##### SUPPLIED DATA

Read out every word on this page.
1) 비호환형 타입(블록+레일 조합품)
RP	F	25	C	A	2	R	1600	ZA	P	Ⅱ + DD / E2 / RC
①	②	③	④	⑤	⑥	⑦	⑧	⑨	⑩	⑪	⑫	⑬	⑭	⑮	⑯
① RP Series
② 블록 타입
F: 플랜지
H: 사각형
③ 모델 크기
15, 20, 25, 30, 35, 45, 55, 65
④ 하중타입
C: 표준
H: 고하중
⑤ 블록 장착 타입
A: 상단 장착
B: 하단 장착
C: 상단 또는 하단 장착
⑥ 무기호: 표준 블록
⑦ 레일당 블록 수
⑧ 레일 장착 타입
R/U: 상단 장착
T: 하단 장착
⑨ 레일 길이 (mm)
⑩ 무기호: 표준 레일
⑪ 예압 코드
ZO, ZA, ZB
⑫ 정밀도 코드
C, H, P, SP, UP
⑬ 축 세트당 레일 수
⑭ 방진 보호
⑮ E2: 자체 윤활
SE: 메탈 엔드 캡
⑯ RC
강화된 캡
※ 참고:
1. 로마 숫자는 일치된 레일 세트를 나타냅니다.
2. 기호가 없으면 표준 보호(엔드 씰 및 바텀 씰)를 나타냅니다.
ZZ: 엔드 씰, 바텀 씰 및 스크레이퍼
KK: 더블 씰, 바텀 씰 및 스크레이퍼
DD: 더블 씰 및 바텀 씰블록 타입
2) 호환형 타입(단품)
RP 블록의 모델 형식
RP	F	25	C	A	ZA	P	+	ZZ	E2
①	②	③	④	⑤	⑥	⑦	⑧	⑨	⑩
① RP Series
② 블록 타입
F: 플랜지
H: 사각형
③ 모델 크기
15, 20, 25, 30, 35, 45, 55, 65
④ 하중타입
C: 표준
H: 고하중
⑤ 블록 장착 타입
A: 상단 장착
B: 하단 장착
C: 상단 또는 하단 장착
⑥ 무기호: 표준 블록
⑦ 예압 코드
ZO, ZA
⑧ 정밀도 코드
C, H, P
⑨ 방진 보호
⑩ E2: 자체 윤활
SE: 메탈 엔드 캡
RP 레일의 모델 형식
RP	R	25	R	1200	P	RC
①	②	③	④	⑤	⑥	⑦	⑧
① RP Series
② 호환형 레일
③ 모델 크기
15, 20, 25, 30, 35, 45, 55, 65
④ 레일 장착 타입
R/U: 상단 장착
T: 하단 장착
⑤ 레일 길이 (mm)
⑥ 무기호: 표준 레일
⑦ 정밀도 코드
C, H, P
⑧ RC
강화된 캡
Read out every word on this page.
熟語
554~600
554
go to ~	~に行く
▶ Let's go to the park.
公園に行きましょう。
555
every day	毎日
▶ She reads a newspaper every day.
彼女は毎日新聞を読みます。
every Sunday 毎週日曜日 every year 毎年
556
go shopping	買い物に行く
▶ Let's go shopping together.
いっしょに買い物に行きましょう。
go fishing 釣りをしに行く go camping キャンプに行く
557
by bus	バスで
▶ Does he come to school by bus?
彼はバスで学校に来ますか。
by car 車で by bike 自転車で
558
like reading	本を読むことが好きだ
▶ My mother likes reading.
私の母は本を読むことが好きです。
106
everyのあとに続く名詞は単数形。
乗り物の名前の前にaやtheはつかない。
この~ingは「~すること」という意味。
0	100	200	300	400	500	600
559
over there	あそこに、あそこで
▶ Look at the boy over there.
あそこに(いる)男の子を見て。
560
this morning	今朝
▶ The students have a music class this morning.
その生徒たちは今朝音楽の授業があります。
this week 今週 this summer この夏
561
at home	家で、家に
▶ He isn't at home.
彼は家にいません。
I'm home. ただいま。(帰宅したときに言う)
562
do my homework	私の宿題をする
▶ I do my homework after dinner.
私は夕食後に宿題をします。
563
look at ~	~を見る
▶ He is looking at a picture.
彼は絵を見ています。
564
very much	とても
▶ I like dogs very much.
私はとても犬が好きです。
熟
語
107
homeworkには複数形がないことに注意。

##########

> **INSTRUCTIONS FOR THE TASK**: Copy out each line in the preceding records that contains "나타냅니다".

> **REPLY TO THE TASK**:
1. 로마 숫자는 일치된 레일 세트를 나타냅니다.
2. 기호가 없으면 표준 보호(엔드 씰 및 바텀 씰)를 나타냅니다.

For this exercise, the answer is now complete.